**Material supplied**
■ ■ ■ ■

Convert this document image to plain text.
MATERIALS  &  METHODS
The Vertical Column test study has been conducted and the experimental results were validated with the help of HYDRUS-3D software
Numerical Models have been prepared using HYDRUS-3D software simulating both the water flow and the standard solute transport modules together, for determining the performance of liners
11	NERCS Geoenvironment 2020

■ ■ ■ ■

**Work instructions**
Copy every record above exactly as it appears.

**Completed task**
Convert this document image to plain text.
MATERIALS  &  METHODS
The Vertical Column test study has been conducted and the experimental results were validated with the help of HYDRUS-3D software
Numerical Models have been prepared using HYDRUS-3D software simulating both the water flow and the standard solute transport modules together, for determining the performance of liners
11	NERCS Geoenvironment 2020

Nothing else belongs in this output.